* BEGIN Material supplied *

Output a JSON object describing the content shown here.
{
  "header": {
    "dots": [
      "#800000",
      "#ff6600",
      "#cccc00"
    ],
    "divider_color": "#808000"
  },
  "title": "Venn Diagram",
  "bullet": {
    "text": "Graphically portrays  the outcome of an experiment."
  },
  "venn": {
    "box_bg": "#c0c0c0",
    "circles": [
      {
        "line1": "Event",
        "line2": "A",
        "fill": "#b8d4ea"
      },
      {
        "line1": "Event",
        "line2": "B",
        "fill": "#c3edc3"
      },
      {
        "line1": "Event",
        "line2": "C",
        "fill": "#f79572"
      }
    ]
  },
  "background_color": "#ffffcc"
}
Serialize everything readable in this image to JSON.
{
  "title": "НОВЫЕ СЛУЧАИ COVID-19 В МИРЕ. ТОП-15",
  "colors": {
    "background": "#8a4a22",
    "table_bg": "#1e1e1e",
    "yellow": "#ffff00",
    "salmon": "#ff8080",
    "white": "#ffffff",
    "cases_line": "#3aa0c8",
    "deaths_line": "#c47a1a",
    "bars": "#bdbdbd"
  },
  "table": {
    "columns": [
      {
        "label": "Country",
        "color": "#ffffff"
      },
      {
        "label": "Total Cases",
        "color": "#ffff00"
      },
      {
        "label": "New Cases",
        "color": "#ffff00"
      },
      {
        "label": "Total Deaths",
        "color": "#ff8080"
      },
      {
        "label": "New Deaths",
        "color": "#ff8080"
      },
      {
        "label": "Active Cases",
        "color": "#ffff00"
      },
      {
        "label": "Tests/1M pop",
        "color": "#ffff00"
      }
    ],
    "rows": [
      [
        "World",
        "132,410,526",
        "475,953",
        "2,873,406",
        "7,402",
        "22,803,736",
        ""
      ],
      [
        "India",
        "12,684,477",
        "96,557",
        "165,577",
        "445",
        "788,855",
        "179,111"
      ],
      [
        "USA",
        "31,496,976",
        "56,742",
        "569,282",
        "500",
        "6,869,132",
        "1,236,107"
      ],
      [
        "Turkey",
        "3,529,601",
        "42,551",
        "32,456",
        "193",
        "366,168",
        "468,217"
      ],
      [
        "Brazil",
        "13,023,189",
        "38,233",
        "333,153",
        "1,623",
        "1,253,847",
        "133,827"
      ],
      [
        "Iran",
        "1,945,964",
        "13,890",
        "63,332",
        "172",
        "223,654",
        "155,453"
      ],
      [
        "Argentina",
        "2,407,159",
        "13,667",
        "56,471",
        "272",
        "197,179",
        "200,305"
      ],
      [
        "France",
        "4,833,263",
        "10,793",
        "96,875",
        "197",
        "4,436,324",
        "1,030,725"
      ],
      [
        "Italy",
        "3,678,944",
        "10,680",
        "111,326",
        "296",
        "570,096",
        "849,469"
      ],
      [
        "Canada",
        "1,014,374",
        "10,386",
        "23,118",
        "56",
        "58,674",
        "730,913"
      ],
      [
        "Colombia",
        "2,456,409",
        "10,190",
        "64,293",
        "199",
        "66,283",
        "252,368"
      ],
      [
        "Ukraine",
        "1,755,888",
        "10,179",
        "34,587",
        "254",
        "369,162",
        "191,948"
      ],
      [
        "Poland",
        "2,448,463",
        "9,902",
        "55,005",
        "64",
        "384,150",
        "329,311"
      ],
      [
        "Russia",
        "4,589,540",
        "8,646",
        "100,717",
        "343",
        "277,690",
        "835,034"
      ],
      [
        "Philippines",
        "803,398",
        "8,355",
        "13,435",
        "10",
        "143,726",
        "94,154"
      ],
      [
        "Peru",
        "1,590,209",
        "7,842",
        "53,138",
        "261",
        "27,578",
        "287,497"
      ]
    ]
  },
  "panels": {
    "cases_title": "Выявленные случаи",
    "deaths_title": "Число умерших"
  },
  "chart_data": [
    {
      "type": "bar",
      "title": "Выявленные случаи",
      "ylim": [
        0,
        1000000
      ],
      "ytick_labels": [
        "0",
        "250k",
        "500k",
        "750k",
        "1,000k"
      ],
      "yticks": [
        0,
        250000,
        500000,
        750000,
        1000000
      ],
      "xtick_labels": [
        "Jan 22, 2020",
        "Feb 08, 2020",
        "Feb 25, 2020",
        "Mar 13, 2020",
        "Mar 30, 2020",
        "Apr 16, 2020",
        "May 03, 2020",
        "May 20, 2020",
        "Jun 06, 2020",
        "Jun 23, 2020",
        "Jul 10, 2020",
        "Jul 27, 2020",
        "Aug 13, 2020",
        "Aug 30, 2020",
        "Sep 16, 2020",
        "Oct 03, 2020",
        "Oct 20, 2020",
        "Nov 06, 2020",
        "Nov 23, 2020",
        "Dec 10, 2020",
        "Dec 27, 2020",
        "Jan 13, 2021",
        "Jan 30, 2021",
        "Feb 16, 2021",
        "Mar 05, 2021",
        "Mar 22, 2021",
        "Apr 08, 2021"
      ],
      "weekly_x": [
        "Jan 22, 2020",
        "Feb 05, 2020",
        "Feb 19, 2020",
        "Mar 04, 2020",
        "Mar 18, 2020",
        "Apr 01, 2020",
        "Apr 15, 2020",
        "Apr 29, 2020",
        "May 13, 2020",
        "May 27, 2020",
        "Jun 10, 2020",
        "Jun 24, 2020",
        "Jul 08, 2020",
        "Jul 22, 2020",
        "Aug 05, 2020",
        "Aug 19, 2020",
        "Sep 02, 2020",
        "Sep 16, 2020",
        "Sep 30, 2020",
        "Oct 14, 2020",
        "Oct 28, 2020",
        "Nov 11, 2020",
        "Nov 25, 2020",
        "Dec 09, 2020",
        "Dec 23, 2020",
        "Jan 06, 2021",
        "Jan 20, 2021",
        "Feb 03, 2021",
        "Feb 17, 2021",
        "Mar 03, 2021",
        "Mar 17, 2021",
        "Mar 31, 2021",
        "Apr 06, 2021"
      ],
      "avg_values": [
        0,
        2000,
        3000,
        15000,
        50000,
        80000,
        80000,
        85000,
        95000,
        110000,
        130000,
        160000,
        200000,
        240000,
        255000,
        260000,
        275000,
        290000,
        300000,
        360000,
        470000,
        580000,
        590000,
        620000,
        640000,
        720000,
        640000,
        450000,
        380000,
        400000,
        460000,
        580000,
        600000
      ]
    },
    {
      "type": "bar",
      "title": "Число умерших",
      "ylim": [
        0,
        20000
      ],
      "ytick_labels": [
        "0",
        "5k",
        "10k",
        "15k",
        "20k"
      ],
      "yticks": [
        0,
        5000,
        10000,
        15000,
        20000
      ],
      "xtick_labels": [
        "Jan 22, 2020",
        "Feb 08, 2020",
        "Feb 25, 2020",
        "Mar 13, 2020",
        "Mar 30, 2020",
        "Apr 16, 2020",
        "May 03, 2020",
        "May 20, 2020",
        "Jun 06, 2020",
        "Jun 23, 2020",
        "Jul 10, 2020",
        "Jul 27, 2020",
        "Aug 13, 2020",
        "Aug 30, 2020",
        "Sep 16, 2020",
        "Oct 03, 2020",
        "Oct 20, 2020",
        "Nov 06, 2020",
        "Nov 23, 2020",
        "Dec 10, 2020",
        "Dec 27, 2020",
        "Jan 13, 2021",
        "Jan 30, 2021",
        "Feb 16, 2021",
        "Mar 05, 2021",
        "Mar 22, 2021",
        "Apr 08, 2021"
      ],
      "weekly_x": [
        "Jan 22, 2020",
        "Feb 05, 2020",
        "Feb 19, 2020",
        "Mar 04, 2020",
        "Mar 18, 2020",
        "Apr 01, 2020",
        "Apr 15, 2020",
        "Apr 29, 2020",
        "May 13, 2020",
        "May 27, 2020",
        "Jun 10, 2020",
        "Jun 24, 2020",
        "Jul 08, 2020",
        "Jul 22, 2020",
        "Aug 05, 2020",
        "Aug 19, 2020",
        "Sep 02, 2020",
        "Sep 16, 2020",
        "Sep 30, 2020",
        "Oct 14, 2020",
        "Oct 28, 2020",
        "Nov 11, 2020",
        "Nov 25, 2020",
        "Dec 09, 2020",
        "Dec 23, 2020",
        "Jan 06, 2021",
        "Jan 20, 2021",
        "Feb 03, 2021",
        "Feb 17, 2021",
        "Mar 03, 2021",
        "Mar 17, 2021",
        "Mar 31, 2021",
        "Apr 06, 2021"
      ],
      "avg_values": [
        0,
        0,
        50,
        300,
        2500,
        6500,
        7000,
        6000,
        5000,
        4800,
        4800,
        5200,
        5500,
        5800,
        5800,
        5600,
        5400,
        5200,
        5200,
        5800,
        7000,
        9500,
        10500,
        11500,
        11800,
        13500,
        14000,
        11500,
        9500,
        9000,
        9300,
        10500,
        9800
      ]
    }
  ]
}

* END Material supplied *

# Set problem
Give nothing but the number of lines containing the string "Число".

# Answer to the task
2